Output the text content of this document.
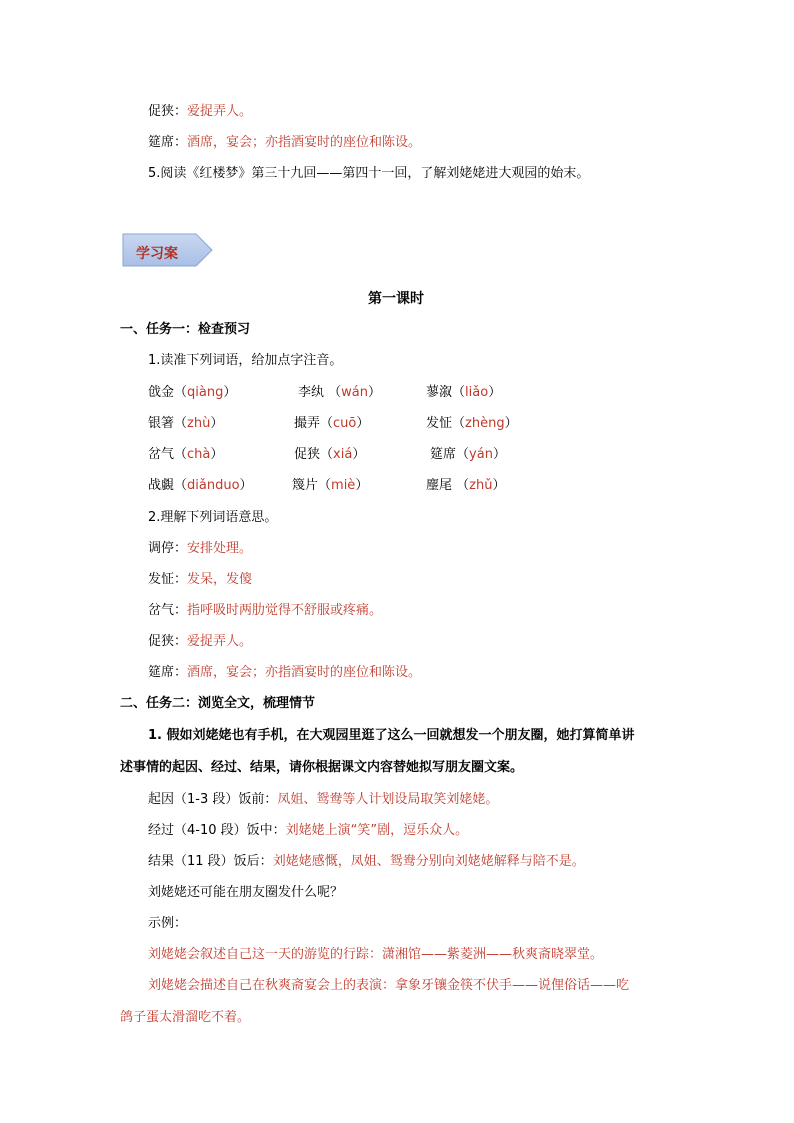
促狭：爱捉弄人。
筵席：酒席，宴会；亦指酒宴时的座位和陈设。
5.阅读《红楼梦》第三十九回——第四十一回，了解刘姥姥进大观园的始末。
学习案
第一课时
一、任务一：检查预习
1.读准下列词语，给加点字注音。
戗金（qiàng）	李纨 （wán）	蓼溆（liǎo）
银箸（zhù）	撮弄（cuō）	发怔（zhèng）
岔气（chà）	促狭（xiá）	筵席（yán）
战覷（diǎnduo）	篾片（miè）	麈尾 （zhǔ）
2.理解下列词语意思。
调停：安排处理。
发怔：发呆，发傻
岔气：指呼吸时两肋觉得不舒服或疼痛。
促狭：爱捉弄人。
筵席：酒席，宴会；亦指酒宴时的座位和陈设。
二、任务二：浏览全文，梳理情节
1. 假如刘姥姥也有手机，在大观园里逛了这么一回就想发一个朋友圈，她打算简单讲
述事情的起因、经过、结果，请你根据课文内容替她拟写朋友圈文案。
起因（1-3 段）饭前：凤姐、鸳鸯等人计划设局取笑刘姥姥。
经过（4-10 段）饭中：刘姥姥上演“笑”剧，逗乐众人。
结果（11 段）饭后：刘姥姥感慨，凤姐、鸳鸯分别向刘姥姥解释与陪不是。
刘姥姥还可能在朋友圈发什么呢？
示例：
刘姥姥会叙述自己这一天的游览的行踪：潇湘馆——紫菱洲——秋爽斋晓翠堂。
刘姥姥会描述自己在秋爽斋宴会上的表演：拿象牙镶金筷不伏手——说俚俗话——吃
鸽子蛋太滑溜吃不着。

- - - -

Stated goal:
Strip out the pictures and quote the remaining data word for word.

Task solution:
Output the text content of this document.
促狭：爱捉弄人。
筵席：酒席，宴会；亦指酒宴时的座位和陈设。
5.阅读《红楼梦》第三十九回——第四十一回，了解刘姥姥进大观园的始末。
学习案
第一课时
一、任务一：检查预习
1.读准下列词语，给加点字注音。
戗金（qiàng）	李纨 （wán）	蓼溆（liǎo）
银箸（zhù）	撮弄（cuō）	发怔（zhèng）
岔气（chà）	促狭（xiá）	筵席（yán）
战覷（diǎnduo）	篾片（miè）	麈尾 （zhǔ）
2.理解下列词语意思。
调停：安排处理。
发怔：发呆，发傻
岔气：指呼吸时两肋觉得不舒服或疼痛。
促狭：爱捉弄人。
筵席：酒席，宴会；亦指酒宴时的座位和陈设。
二、任务二：浏览全文，梳理情节
1. 假如刘姥姥也有手机，在大观园里逛了这么一回就想发一个朋友圈，她打算简单讲
述事情的起因、经过、结果，请你根据课文内容替她拟写朋友圈文案。
起因（1-3 段）饭前：凤姐、鸳鸯等人计划设局取笑刘姥姥。
经过（4-10 段）饭中：刘姥姥上演“笑”剧，逗乐众人。
结果（11 段）饭后：刘姥姥感慨，凤姐、鸳鸯分别向刘姥姥解释与陪不是。
刘姥姥还可能在朋友圈发什么呢？
示例：
刘姥姥会叙述自己这一天的游览的行踪：潇湘馆——紫菱洲——秋爽斋晓翠堂。
刘姥姥会描述自己在秋爽斋宴会上的表演：拿象牙镶金筷不伏手——说俚俗话——吃
鸽子蛋太滑溜吃不着。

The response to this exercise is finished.